It’s very interesting, you mentioned the long haul game and there’s a quote by Bill Gates and said most people overestimate what they can do in 12 months, but underestimate what they can do in 10 years. And that’s something I keep in mind all the time, is to enjoy the journey. It’s not about necessarily exiting. And maybe you would have been bored stupid at any rate after if you hadn’t sold it because you gave yourself some time and money to play in an industry that you love obviously. So, so we fast forward to your latest venture, which is Quolum. Tell us a little bit about that and what you identified as another problem and I’ve experienced this problem myself.

So, tell us, and I’m actually gonna tell you a story that’s gonna introduce maybe what you ended up doing, which is brilliant. I had another solution to this problem and I’m going to explain what that is.

- Short exercise 1 -
In the entries, copy out again the part that opens with the line containing "point-series-3 xyxy=(355,201,363,209)" and closes with the line containing "point-series-3 xyxy=(178,198,187,206)", including both of those lines.

- Raw records -
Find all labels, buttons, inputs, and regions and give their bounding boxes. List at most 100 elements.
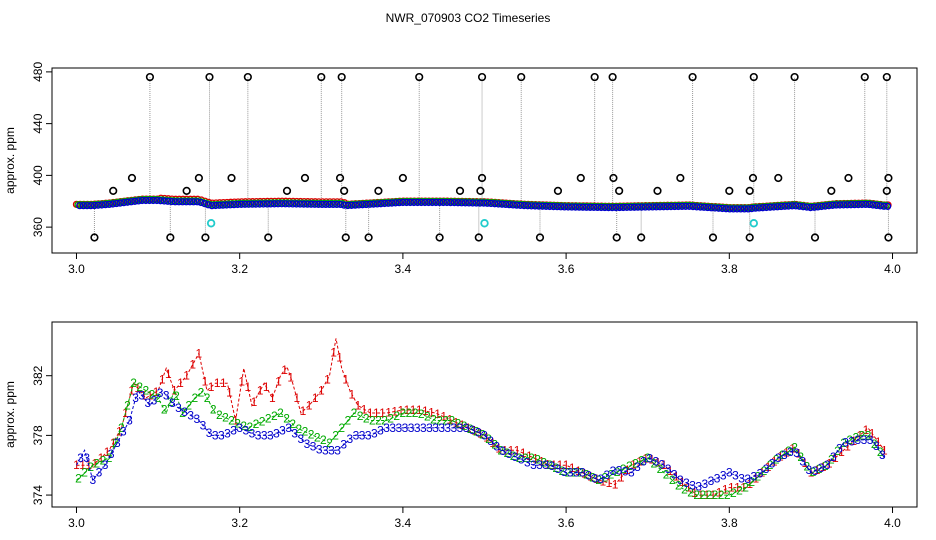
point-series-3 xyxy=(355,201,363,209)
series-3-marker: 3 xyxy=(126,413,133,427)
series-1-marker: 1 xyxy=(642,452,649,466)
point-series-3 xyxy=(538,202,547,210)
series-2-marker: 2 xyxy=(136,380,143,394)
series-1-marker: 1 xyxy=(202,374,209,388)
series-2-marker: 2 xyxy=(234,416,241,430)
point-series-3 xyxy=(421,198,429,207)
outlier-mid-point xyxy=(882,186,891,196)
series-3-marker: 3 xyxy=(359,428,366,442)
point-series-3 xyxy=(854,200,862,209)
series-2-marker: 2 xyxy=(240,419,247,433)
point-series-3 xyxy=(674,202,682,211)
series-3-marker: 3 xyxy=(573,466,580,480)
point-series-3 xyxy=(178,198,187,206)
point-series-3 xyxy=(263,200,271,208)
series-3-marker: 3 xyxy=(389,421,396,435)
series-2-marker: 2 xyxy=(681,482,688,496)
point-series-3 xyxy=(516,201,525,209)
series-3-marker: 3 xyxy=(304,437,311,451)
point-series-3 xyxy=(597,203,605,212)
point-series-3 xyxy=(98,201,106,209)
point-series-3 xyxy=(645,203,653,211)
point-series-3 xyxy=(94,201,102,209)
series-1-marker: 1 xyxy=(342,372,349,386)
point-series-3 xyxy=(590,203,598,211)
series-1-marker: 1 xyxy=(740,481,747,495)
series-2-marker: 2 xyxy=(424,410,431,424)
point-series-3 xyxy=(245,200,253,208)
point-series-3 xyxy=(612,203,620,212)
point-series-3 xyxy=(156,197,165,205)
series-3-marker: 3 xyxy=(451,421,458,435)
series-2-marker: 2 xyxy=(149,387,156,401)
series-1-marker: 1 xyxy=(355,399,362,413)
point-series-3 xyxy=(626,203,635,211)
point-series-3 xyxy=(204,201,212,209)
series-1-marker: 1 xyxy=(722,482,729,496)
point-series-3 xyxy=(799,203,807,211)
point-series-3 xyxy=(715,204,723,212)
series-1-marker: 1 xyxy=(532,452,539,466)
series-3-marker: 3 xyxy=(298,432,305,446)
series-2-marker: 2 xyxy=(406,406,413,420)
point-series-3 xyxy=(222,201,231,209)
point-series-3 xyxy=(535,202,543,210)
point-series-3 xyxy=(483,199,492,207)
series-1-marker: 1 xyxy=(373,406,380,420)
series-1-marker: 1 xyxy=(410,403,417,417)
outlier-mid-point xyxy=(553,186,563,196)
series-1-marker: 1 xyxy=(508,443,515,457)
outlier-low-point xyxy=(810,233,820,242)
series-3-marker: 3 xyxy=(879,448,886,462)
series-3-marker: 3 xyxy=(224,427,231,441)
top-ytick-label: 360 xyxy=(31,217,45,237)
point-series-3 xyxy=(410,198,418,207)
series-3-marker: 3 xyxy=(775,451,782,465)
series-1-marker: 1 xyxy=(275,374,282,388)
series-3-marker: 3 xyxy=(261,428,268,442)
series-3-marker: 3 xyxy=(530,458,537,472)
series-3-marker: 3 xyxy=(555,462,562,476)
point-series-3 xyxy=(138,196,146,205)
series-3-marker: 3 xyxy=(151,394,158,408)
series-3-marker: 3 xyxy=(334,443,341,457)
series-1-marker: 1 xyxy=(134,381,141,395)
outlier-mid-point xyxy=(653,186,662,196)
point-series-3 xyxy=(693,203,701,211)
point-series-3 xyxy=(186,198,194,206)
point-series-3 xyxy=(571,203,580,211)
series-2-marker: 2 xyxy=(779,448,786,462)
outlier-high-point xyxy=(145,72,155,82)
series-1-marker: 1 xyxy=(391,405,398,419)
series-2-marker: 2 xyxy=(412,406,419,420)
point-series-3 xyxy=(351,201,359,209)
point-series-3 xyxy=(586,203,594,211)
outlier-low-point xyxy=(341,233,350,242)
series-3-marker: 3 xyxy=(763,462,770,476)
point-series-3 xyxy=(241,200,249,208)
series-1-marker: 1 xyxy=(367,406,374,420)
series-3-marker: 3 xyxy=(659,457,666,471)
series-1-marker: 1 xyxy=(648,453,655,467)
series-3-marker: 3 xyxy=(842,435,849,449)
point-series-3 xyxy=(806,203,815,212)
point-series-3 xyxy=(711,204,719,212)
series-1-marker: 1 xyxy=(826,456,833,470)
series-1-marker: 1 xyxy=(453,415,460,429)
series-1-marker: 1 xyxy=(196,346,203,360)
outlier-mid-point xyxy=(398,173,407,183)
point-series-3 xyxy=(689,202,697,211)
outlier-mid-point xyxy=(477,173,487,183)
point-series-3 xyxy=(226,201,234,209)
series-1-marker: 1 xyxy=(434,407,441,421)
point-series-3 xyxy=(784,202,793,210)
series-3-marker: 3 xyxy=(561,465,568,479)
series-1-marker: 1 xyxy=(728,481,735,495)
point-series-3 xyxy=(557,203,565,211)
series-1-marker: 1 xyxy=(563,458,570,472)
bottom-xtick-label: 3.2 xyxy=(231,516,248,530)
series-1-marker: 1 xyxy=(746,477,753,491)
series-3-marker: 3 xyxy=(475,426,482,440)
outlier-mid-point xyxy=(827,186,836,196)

- Short exercise 2 -
In the interview passage, shorten the paragraph that begins "It’s very interesting, you mentioned the long haul game" into a brief summary that keeps its main points.

- Result 1 -
point-series-3 xyxy=(355,201,363,209)
series-3-marker: 3 xyxy=(126,413,133,427)
series-1-marker: 1 xyxy=(642,452,649,466)
point-series-3 xyxy=(538,202,547,210)
series-2-marker: 2 xyxy=(136,380,143,394)
series-1-marker: 1 xyxy=(202,374,209,388)
series-2-marker: 2 xyxy=(234,416,241,430)
point-series-3 xyxy=(421,198,429,207)
outlier-mid-point xyxy=(882,186,891,196)
series-3-marker: 3 xyxy=(359,428,366,442)
point-series-3 xyxy=(854,200,862,209)
series-2-marker: 2 xyxy=(240,419,247,433)
point-series-3 xyxy=(674,202,682,211)
series-3-marker: 3 xyxy=(573,466,580,480)
point-series-3 xyxy=(178,198,187,206)

- Result 2 -
The speaker cites a Bill Gates quote: most people overestimate what they can do in 12 months but underestimate what they can do in 10 years. The speaker keeps this in mind and focuses on enjoying the journey rather than necessarily exiting. Selling the business gave the guest time and money to play in a beloved industry, without which the guest might have been bored. The speaker then turns to the guest's latest venture, Quolum, and asks about it and the problem the guest identified, a problem the speaker has also experienced.